• **Given instruction**:
Without the images, write out all of the following entries exactly.
::::::::::
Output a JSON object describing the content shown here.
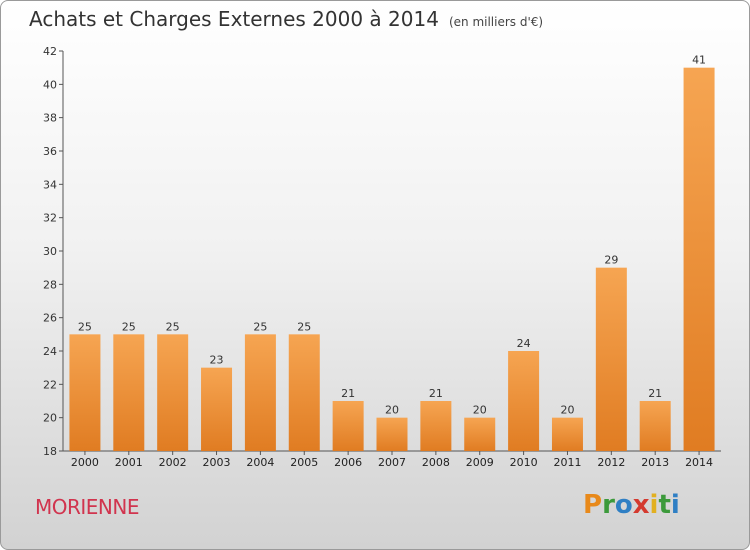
{
  "header": {
    "title": "Achats et Charges Externes 2000 à 2014",
    "subtitle": "(en milliers d'€)"
  },
  "location": "MORIENNE",
  "logo": {
    "text": "Proxiti",
    "letters": [
      "P",
      "r",
      "o",
      "x",
      "i",
      "t",
      "i"
    ],
    "colors": [
      "#e8891a",
      "#3c9a3b",
      "#2f7fc4",
      "#d43a2f",
      "#e2b020",
      "#3c9a3b",
      "#2f7fc4"
    ]
  },
  "colors": {
    "bar_top": "#f6a552",
    "bar_bottom": "#e07c22",
    "axis": "#555555"
  },
  "chart_data": {
    "type": "bar",
    "title": "Achats et Charges Externes 2000 à 2014",
    "subtitle": "(en milliers d'€)",
    "categories": [
      "2000",
      "2001",
      "2002",
      "2003",
      "2004",
      "2005",
      "2006",
      "2007",
      "2008",
      "2009",
      "2010",
      "2011",
      "2012",
      "2013",
      "2014"
    ],
    "values": [
      25,
      25,
      25,
      23,
      25,
      25,
      21,
      20,
      21,
      20,
      24,
      20,
      29,
      21,
      41
    ],
    "ylim": [
      18,
      42
    ],
    "yticks": [
      18,
      20,
      22,
      24,
      26,
      28,
      30,
      32,
      34,
      36,
      38,
      40,
      42
    ],
    "grid": false,
    "legend": "none"
  }
}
::::::::::
• **Task solution**:
Output a JSON object describing the content shown here.
{
  "header": {
    "title": "Achats et Charges Externes 2000 à 2014",
    "subtitle": "(en milliers d'€)"
  },
  "location": "MORIENNE",
  "logo": {
    "text": "Proxiti",
    "letters": [
      "P",
      "r",
      "o",
      "x",
      "i",
      "t",
      "i"
    ],
    "colors": [
      "#e8891a",
      "#3c9a3b",
      "#2f7fc4",
      "#d43a2f",
      "#e2b020",
      "#3c9a3b",
      "#2f7fc4"
    ]
  },
  "colors": {
    "bar_top": "#f6a552",
    "bar_bottom": "#e07c22",
    "axis": "#555555"
  },
  "chart_data": {
    "type": "bar",
    "title": "Achats et Charges Externes 2000 à 2014",
    "subtitle": "(en milliers d'€)",
    "categories": [
      "2000",
      "2001",
      "2002",
      "2003",
      "2004",
      "2005",
      "2006",
      "2007",
      "2008",
      "2009",
      "2010",
      "2011",
      "2012",
      "2013",
      "2014"
    ],
    "values": [
      25,
      25,
      25,
      23,
      25,
      25,
      21,
      20,
      21,
      20,
      24,
      20,
      29,
      21,
      41
    ],
    "ylim": [
      18,
      42
    ],
    "yticks": [
      18,
      20,
      22,
      24,
      26,
      28,
      30,
      32,
      34,
      36,
      38,
      40,
      42
    ],
    "grid": false,
    "legend": "none"
  }
}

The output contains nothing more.